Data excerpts

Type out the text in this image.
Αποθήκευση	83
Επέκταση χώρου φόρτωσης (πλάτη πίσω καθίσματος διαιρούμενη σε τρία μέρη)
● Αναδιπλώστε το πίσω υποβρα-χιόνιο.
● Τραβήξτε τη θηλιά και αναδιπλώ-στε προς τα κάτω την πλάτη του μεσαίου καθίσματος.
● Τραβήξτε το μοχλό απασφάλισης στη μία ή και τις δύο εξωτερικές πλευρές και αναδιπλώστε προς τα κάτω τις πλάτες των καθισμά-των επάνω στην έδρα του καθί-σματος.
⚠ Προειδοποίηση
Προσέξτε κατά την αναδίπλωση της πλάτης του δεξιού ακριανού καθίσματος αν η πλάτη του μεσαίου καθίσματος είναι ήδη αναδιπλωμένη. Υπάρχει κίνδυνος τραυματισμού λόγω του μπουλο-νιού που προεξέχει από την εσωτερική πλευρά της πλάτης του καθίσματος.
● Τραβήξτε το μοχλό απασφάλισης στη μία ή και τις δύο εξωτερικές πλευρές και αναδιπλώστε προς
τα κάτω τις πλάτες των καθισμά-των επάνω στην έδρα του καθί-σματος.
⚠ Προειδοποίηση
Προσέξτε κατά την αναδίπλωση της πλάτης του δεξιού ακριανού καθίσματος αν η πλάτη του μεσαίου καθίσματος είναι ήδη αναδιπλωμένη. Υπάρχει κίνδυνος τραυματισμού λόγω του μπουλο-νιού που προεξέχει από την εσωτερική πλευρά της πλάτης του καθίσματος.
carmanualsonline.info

● **TO DO**:
Repeat every line of the records above exactly.

● **EXPECTED ANSWER**:
Type out the text in this image.
Αποθήκευση	83
Επέκταση χώρου φόρτωσης (πλάτη πίσω καθίσματος διαιρούμενη σε τρία μέρη)
● Αναδιπλώστε το πίσω υποβρα-χιόνιο.
● Τραβήξτε τη θηλιά και αναδιπλώ-στε προς τα κάτω την πλάτη του μεσαίου καθίσματος.
● Τραβήξτε το μοχλό απασφάλισης στη μία ή και τις δύο εξωτερικές πλευρές και αναδιπλώστε προς τα κάτω τις πλάτες των καθισμά-των επάνω στην έδρα του καθί-σματος.
⚠ Προειδοποίηση
Προσέξτε κατά την αναδίπλωση της πλάτης του δεξιού ακριανού καθίσματος αν η πλάτη του μεσαίου καθίσματος είναι ήδη αναδιπλωμένη. Υπάρχει κίνδυνος τραυματισμού λόγω του μπουλο-νιού που προεξέχει από την εσωτερική πλευρά της πλάτης του καθίσματος.
● Τραβήξτε το μοχλό απασφάλισης στη μία ή και τις δύο εξωτερικές πλευρές και αναδιπλώστε προς
τα κάτω τις πλάτες των καθισμά-των επάνω στην έδρα του καθί-σματος.
⚠ Προειδοποίηση
Προσέξτε κατά την αναδίπλωση της πλάτης του δεξιού ακριανού καθίσματος αν η πλάτη του μεσαίου καθίσματος είναι ήδη αναδιπλωμένη. Υπάρχει κίνδυνος τραυματισμού λόγω του μπουλο-νιού που προεξέχει από την εσωτερική πλευρά της πλάτης του καθίσματος.
carmanualsonline.info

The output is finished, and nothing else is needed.